**EXERCISE REQUIREMENTS:** Extract every line of the material below and reproduce it faithfully.

**Saved data entries:**
--- Start ---
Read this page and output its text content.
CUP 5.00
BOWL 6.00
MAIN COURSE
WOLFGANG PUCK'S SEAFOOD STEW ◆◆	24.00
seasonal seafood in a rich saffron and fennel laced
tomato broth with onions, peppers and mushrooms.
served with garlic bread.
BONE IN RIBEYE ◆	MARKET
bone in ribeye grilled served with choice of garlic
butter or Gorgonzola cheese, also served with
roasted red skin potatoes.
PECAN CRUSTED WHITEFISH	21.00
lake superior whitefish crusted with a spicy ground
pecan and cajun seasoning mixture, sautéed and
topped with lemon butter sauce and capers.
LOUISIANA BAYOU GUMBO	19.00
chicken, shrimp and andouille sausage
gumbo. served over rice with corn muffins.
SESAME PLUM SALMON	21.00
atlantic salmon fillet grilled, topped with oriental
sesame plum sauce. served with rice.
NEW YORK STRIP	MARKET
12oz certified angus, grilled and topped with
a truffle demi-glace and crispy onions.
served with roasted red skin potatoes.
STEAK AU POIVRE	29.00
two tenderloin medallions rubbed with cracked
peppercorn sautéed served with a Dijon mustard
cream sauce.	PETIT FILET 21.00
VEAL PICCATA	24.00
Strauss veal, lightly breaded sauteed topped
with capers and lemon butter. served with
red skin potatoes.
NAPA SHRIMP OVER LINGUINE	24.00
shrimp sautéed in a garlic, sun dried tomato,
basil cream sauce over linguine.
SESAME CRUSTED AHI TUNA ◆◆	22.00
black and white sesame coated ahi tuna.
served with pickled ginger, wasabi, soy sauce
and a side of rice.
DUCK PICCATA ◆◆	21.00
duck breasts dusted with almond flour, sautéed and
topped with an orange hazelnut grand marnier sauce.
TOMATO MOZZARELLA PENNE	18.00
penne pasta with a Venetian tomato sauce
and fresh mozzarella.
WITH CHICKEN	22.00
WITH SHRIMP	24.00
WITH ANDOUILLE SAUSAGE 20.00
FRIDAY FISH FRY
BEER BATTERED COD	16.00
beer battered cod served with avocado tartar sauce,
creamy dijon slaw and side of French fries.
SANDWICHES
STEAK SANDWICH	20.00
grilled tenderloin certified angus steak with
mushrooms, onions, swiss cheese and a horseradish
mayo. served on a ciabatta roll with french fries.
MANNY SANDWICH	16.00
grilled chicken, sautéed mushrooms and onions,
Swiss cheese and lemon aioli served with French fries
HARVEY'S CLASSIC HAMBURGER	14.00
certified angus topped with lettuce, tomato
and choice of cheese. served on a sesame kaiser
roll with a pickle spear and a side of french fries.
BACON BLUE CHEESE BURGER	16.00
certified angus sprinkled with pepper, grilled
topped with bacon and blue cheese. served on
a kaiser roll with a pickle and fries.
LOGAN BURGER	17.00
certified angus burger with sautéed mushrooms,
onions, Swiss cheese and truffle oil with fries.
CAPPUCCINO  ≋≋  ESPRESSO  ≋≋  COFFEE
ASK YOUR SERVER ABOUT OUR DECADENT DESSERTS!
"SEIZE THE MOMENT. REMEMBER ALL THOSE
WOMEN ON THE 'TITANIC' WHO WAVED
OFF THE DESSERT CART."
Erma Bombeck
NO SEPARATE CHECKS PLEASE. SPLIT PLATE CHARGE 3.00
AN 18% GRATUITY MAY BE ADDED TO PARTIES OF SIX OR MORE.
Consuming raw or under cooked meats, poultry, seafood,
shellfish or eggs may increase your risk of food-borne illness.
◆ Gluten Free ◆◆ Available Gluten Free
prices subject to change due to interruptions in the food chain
--- End ---
**IN RESPONSE:**
Read this page and output its text content.
CUP 5.00
BOWL 6.00
MAIN COURSE
WOLFGANG PUCK'S SEAFOOD STEW ◆◆	24.00
seasonal seafood in a rich saffron and fennel laced
tomato broth with onions, peppers and mushrooms.
served with garlic bread.
BONE IN RIBEYE ◆	MARKET
bone in ribeye grilled served with choice of garlic
butter or Gorgonzola cheese, also served with
roasted red skin potatoes.
PECAN CRUSTED WHITEFISH	21.00
lake superior whitefish crusted with a spicy ground
pecan and cajun seasoning mixture, sautéed and
topped with lemon butter sauce and capers.
LOUISIANA BAYOU GUMBO	19.00
chicken, shrimp and andouille sausage
gumbo. served over rice with corn muffins.
SESAME PLUM SALMON	21.00
atlantic salmon fillet grilled, topped with oriental
sesame plum sauce. served with rice.
NEW YORK STRIP	MARKET
12oz certified angus, grilled and topped with
a truffle demi-glace and crispy onions.
served with roasted red skin potatoes.
STEAK AU POIVRE	29.00
two tenderloin medallions rubbed with cracked
peppercorn sautéed served with a Dijon mustard
cream sauce.	PETIT FILET 21.00
VEAL PICCATA	24.00
Strauss veal, lightly breaded sauteed topped
with capers and lemon butter. served with
red skin potatoes.
NAPA SHRIMP OVER LINGUINE	24.00
shrimp sautéed in a garlic, sun dried tomato,
basil cream sauce over linguine.
SESAME CRUSTED AHI TUNA ◆◆	22.00
black and white sesame coated ahi tuna.
served with pickled ginger, wasabi, soy sauce
and a side of rice.
DUCK PICCATA ◆◆	21.00
duck breasts dusted with almond flour, sautéed and
topped with an orange hazelnut grand marnier sauce.
TOMATO MOZZARELLA PENNE	18.00
penne pasta with a Venetian tomato sauce
and fresh mozzarella.
WITH CHICKEN	22.00
WITH SHRIMP	24.00
WITH ANDOUILLE SAUSAGE 20.00
FRIDAY FISH FRY
BEER BATTERED COD	16.00
beer battered cod served with avocado tartar sauce,
creamy dijon slaw and side of French fries.
SANDWICHES
STEAK SANDWICH	20.00
grilled tenderloin certified angus steak with
mushrooms, onions, swiss cheese and a horseradish
mayo. served on a ciabatta roll with french fries.
MANNY SANDWICH	16.00
grilled chicken, sautéed mushrooms and onions,
Swiss cheese and lemon aioli served with French fries
HARVEY'S CLASSIC HAMBURGER	14.00
certified angus topped with lettuce, tomato
and choice of cheese. served on a sesame kaiser
roll with a pickle spear and a side of french fries.
BACON BLUE CHEESE BURGER	16.00
certified angus sprinkled with pepper, grilled
topped with bacon and blue cheese. served on
a kaiser roll with a pickle and fries.
LOGAN BURGER	17.00
certified angus burger with sautéed mushrooms,
onions, Swiss cheese and truffle oil with fries.
CAPPUCCINO  ≋≋  ESPRESSO  ≋≋  COFFEE
ASK YOUR SERVER ABOUT OUR DECADENT DESSERTS!
"SEIZE THE MOMENT. REMEMBER ALL THOSE
WOMEN ON THE 'TITANIC' WHO WAVED
OFF THE DESSERT CART."
Erma Bombeck
NO SEPARATE CHECKS PLEASE. SPLIT PLATE CHARGE 3.00
AN 18% GRATUITY MAY BE ADDED TO PARTIES OF SIX OR MORE.
Consuming raw or under cooked meats, poultry, seafood,
shellfish or eggs may increase your risk of food-borne illness.
◆ Gluten Free ◆◆ Available Gluten Free
prices subject to change due to interruptions in the food chain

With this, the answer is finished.